-- BEGIN Provided material --

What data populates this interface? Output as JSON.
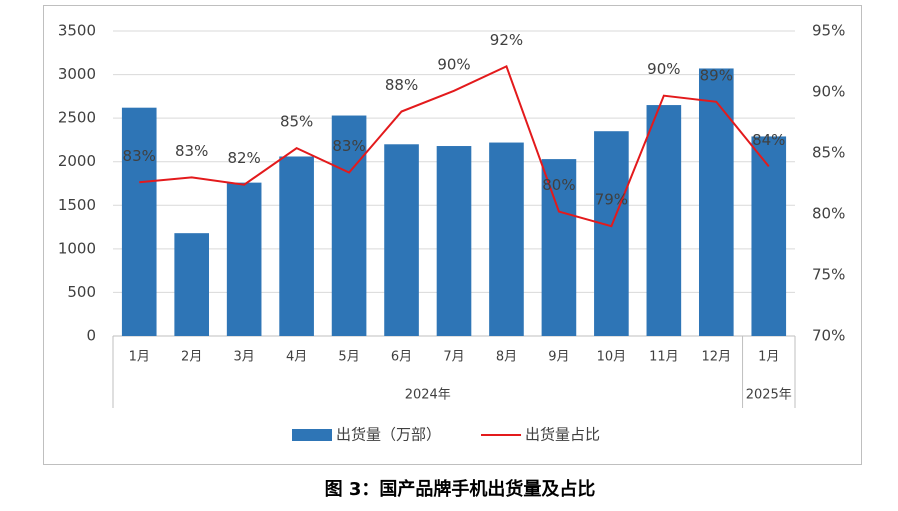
{
  "chart_data": {
    "type": "bar_line",
    "title": "图 3：国产品牌手机出货量及占比",
    "categories": [
      "1月",
      "2月",
      "3月",
      "4月",
      "5月",
      "6月",
      "7月",
      "8月",
      "9月",
      "10月",
      "11月",
      "12月",
      "1月"
    ],
    "groups": [
      "2024年",
      "2025年"
    ],
    "series": [
      {
        "name": "出货量（万部）",
        "type": "bar",
        "color": "#2e75b6",
        "values": [
          2620,
          1180,
          1760,
          2060,
          2530,
          2200,
          2180,
          2220,
          2030,
          2350,
          2650,
          3070,
          2290
        ]
      },
      {
        "name": "出货量占比",
        "type": "line",
        "axis": "y2",
        "color": "#e31a1c",
        "values": [
          82.6,
          83.0,
          82.4,
          85.4,
          83.4,
          88.4,
          90.1,
          92.1,
          80.2,
          79.0,
          89.7,
          89.2,
          83.9
        ],
        "value_labels": [
          "83%",
          "83%",
          "82%",
          "85%",
          "83%",
          "88%",
          "90%",
          "92%",
          "80%",
          "79%",
          "90%",
          "89%",
          "84%"
        ]
      }
    ],
    "ylim": [
      0,
      3500
    ],
    "yticks": [
      0,
      500,
      1000,
      1500,
      2000,
      2500,
      3000,
      3500
    ],
    "y2lim": [
      70,
      95
    ],
    "y2ticks": [
      {
        "value": 70,
        "label": "70%"
      },
      {
        "value": 75,
        "label": "75%"
      },
      {
        "value": 80,
        "label": "80%"
      },
      {
        "value": 85,
        "label": "85%"
      },
      {
        "value": 90,
        "label": "90%"
      },
      {
        "value": 95,
        "label": "95%"
      }
    ],
    "legend": "bottom"
  }
}
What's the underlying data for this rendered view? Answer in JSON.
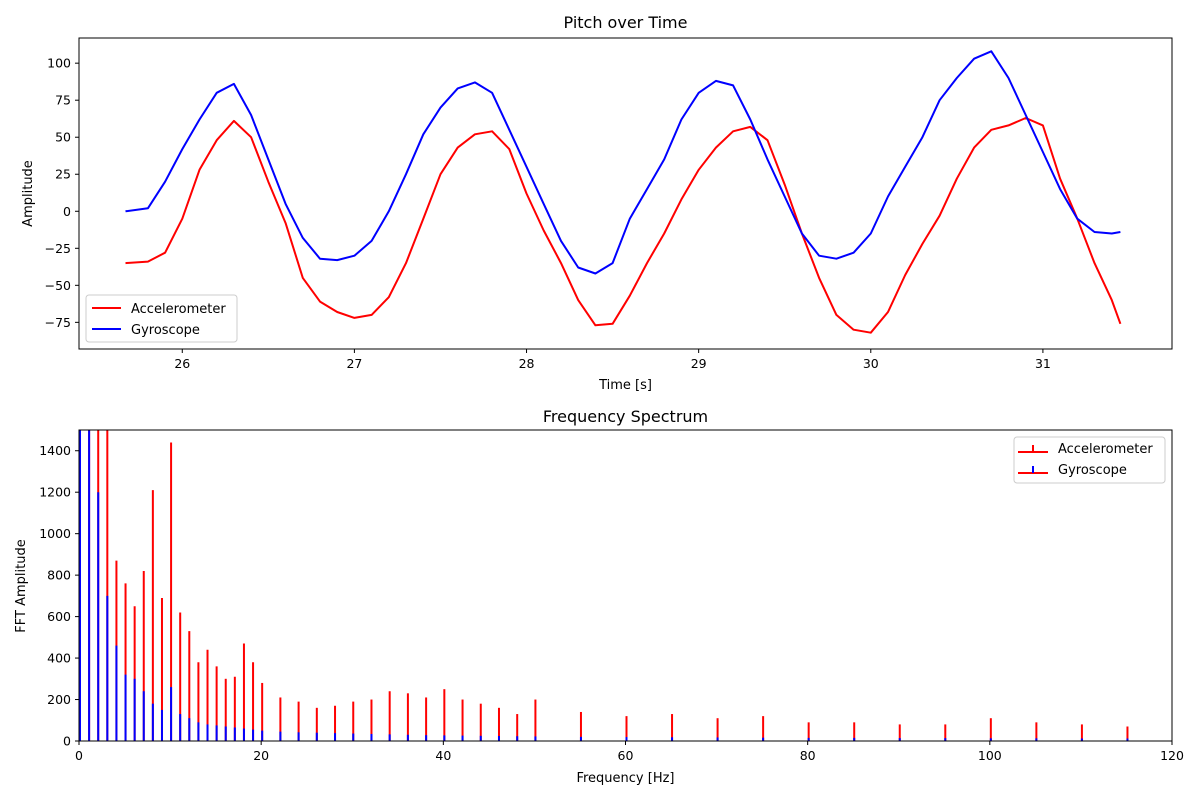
{
  "chart_data": [
    {
      "type": "line",
      "title": "Pitch over Time",
      "xlabel": "Time [s]",
      "ylabel": "Amplitude",
      "xlim": [
        25.4,
        31.75
      ],
      "ylim": [
        -93,
        117
      ],
      "xticks": [
        26,
        27,
        28,
        29,
        30,
        31
      ],
      "xtick_labels": [
        "26",
        "27",
        "28",
        "29",
        "30",
        "31"
      ],
      "yticks": [
        100,
        75,
        50,
        25,
        0,
        -25,
        -50,
        -75
      ],
      "ytick_labels": [
        "100",
        "75",
        "50",
        "25",
        "0",
        "−25",
        "−50",
        "−75"
      ],
      "legend_position": "lower-left",
      "grid": false,
      "series": [
        {
          "name": "Accelerometer",
          "color": "#ff0000",
          "x": [
            25.67,
            25.8,
            25.9,
            26.0,
            26.1,
            26.2,
            26.3,
            26.4,
            26.5,
            26.6,
            26.7,
            26.8,
            26.9,
            27.0,
            27.1,
            27.2,
            27.3,
            27.4,
            27.5,
            27.6,
            27.7,
            27.8,
            27.9,
            28.0,
            28.1,
            28.2,
            28.3,
            28.4,
            28.5,
            28.6,
            28.7,
            28.8,
            28.9,
            29.0,
            29.1,
            29.2,
            29.3,
            29.4,
            29.5,
            29.6,
            29.7,
            29.8,
            29.9,
            30.0,
            30.1,
            30.2,
            30.3,
            30.4,
            30.5,
            30.6,
            30.7,
            30.8,
            30.9,
            31.0,
            31.1,
            31.2,
            31.3,
            31.4,
            31.45
          ],
          "y": [
            -35,
            -34,
            -28,
            -5,
            28,
            48,
            61,
            50,
            20,
            -8,
            -45,
            -61,
            -68,
            -72,
            -70,
            -58,
            -35,
            -5,
            25,
            43,
            52,
            54,
            42,
            12,
            -13,
            -35,
            -60,
            -77,
            -76,
            -57,
            -35,
            -15,
            8,
            28,
            43,
            54,
            57,
            48,
            18,
            -15,
            -45,
            -70,
            -80,
            -82,
            -68,
            -43,
            -22,
            -3,
            22,
            43,
            55,
            58,
            63,
            58,
            22,
            -5,
            -35,
            -60,
            -76
          ]
        },
        {
          "name": "Gyroscope",
          "color": "#0000ff",
          "x": [
            25.67,
            25.8,
            25.9,
            26.0,
            26.1,
            26.2,
            26.3,
            26.4,
            26.5,
            26.6,
            26.7,
            26.8,
            26.9,
            27.0,
            27.1,
            27.2,
            27.3,
            27.4,
            27.5,
            27.6,
            27.7,
            27.8,
            27.9,
            28.0,
            28.1,
            28.2,
            28.3,
            28.4,
            28.5,
            28.6,
            28.7,
            28.8,
            28.9,
            29.0,
            29.1,
            29.2,
            29.3,
            29.4,
            29.5,
            29.6,
            29.7,
            29.8,
            29.9,
            30.0,
            30.1,
            30.2,
            30.3,
            30.4,
            30.5,
            30.6,
            30.7,
            30.8,
            30.9,
            31.0,
            31.1,
            31.2,
            31.3,
            31.4,
            31.45
          ],
          "y": [
            0,
            2,
            20,
            42,
            62,
            80,
            86,
            65,
            35,
            5,
            -18,
            -32,
            -33,
            -30,
            -20,
            0,
            25,
            52,
            70,
            83,
            87,
            80,
            55,
            30,
            5,
            -20,
            -38,
            -42,
            -35,
            -5,
            15,
            35,
            62,
            80,
            88,
            85,
            62,
            35,
            10,
            -15,
            -30,
            -32,
            -28,
            -15,
            10,
            30,
            50,
            75,
            90,
            103,
            108,
            90,
            65,
            40,
            15,
            -5,
            -14,
            -15,
            -14
          ]
        }
      ]
    },
    {
      "type": "bar",
      "title": "Frequency Spectrum",
      "xlabel": "Frequency [Hz]",
      "ylabel": "FFT Amplitude",
      "xlim": [
        0,
        120
      ],
      "ylim": [
        0,
        1500
      ],
      "xticks": [
        0,
        20,
        40,
        60,
        80,
        100,
        120
      ],
      "xtick_labels": [
        "0",
        "20",
        "40",
        "60",
        "80",
        "100",
        "120"
      ],
      "yticks": [
        0,
        200,
        400,
        600,
        800,
        1000,
        1200,
        1400
      ],
      "ytick_labels": [
        "0",
        "200",
        "400",
        "600",
        "800",
        "1000",
        "1200",
        "1400"
      ],
      "legend_position": "top-right",
      "grid": false,
      "series": [
        {
          "name": "Accelerometer",
          "color": "#ff0000",
          "x": [
            0,
            1,
            2,
            3,
            4,
            5,
            6,
            7,
            8,
            9,
            10,
            11,
            12,
            13,
            14,
            15,
            16,
            17,
            18,
            19,
            20,
            22,
            24,
            26,
            28,
            30,
            32,
            34,
            36,
            38,
            40,
            42,
            44,
            46,
            48,
            50,
            55,
            60,
            65,
            70,
            75,
            80,
            85,
            90,
            95,
            100,
            105,
            110,
            115,
            120
          ],
          "y": [
            1500,
            1500,
            1500,
            1500,
            870,
            760,
            650,
            820,
            1210,
            690,
            1440,
            620,
            530,
            380,
            440,
            360,
            300,
            310,
            470,
            380,
            280,
            210,
            190,
            160,
            170,
            190,
            200,
            240,
            230,
            210,
            250,
            200,
            180,
            160,
            130,
            200,
            140,
            120,
            130,
            110,
            120,
            90,
            90,
            80,
            80,
            110,
            90,
            80,
            70,
            90
          ]
        },
        {
          "name": "Gyroscope",
          "color": "#0000ff",
          "x": [
            0,
            1,
            2,
            3,
            4,
            5,
            6,
            7,
            8,
            9,
            10,
            11,
            12,
            13,
            14,
            15,
            16,
            17,
            18,
            19,
            20,
            22,
            24,
            26,
            28,
            30,
            32,
            34,
            36,
            38,
            40,
            42,
            44,
            46,
            48,
            50,
            55,
            60,
            65,
            70,
            75,
            80,
            85,
            90,
            95,
            100,
            105,
            110,
            115,
            120
          ],
          "y": [
            1500,
            1500,
            1200,
            700,
            460,
            320,
            300,
            240,
            180,
            150,
            260,
            130,
            110,
            90,
            80,
            75,
            70,
            65,
            60,
            55,
            50,
            45,
            42,
            40,
            38,
            36,
            34,
            32,
            30,
            28,
            27,
            26,
            25,
            24,
            23,
            22,
            20,
            19,
            18,
            17,
            16,
            15,
            15,
            14,
            14,
            13,
            13,
            12,
            12,
            12
          ]
        }
      ]
    }
  ]
}
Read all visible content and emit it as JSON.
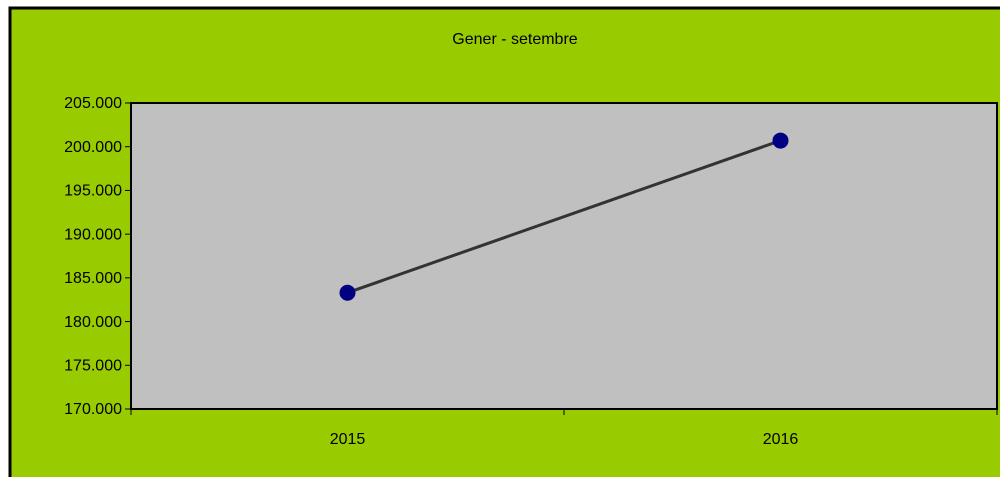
{
  "chart_data": {
    "type": "line",
    "title": "Gener - setembre",
    "categories": [
      "2015",
      "2016"
    ],
    "values": [
      183300,
      200700
    ],
    "color": "#333333",
    "marker_color": "#000080",
    "background": "#99cc00",
    "plot_background": "#c0c0c0",
    "ylim": [
      170000,
      205000
    ],
    "yticks": [
      {
        "value": 170000,
        "label": "170.000"
      },
      {
        "value": 175000,
        "label": "175.000"
      },
      {
        "value": 180000,
        "label": "180.000"
      },
      {
        "value": 185000,
        "label": "185.000"
      },
      {
        "value": 190000,
        "label": "190.000"
      },
      {
        "value": 195000,
        "label": "195.000"
      },
      {
        "value": 200000,
        "label": "200.000"
      },
      {
        "value": 205000,
        "label": "205.000"
      }
    ],
    "grid": false
  }
}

-- END Provided material --

The problem –
Retype only the lines from the one with "Read all visible content and emit it as JSON." through the final line of the entries, please, and keep the pictures out.

Completed exercise –
Read all visible content and emit it as JSON.
{
  "chart_data": {
    "type": "line",
    "title": "Gener - setembre",
    "categories": [
      "2015",
      "2016"
    ],
    "values": [
      183300,
      200700
    ],
    "color": "#333333",
    "marker_color": "#000080",
    "background": "#99cc00",
    "plot_background": "#c0c0c0",
    "ylim": [
      170000,
      205000
    ],
    "yticks": [
      {
        "value": 170000,
        "label": "170.000"
      },
      {
        "value": 175000,
        "label": "175.000"
      },
      {
        "value": 180000,
        "label": "180.000"
      },
      {
        "value": 185000,
        "label": "185.000"
      },
      {
        "value": 190000,
        "label": "190.000"
      },
      {
        "value": 195000,
        "label": "195.000"
      },
      {
        "value": 200000,
        "label": "200.000"
      },
      {
        "value": 205000,
        "label": "205.000"
      }
    ],
    "grid": false
  }
}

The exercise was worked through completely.